▶ **What you should do**:
Copy each line of the data below with the word "icon".

***** Task inputs *****

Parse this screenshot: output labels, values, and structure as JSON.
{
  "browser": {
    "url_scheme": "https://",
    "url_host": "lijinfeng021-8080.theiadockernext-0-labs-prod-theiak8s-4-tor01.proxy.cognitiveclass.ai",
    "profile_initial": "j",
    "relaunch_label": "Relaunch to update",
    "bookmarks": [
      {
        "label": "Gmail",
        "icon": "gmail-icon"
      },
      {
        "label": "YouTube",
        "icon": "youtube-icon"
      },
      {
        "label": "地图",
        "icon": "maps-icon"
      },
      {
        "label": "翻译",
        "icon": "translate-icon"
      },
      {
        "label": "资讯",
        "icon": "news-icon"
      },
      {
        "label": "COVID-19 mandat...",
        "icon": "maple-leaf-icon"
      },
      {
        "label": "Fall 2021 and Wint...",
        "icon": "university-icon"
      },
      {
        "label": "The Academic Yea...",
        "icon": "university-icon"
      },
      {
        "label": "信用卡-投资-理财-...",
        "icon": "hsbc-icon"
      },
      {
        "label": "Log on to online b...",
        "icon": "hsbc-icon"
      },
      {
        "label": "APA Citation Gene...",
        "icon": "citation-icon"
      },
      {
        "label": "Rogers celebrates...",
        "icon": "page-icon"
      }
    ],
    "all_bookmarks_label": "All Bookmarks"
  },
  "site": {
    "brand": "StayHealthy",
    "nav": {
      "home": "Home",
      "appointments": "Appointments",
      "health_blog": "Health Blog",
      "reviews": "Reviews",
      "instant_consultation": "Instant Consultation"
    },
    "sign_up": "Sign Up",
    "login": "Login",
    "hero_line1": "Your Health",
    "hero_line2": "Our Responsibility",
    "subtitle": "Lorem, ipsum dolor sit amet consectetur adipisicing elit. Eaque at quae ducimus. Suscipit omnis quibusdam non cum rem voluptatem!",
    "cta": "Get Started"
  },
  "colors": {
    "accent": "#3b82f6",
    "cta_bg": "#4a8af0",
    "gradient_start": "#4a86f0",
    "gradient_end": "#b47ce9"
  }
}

*****

▶ **The completed task**:
        "icon": "gmail-icon"
        "icon": "youtube-icon"
        "icon": "maps-icon"
        "icon": "translate-icon"
        "icon": "news-icon"
        "icon": "maple-leaf-icon"
        "icon": "university-icon"
        "icon": "university-icon"
        "icon": "hsbc-icon"
        "icon": "hsbc-icon"
        "icon": "citation-icon"
        "icon": "page-icon"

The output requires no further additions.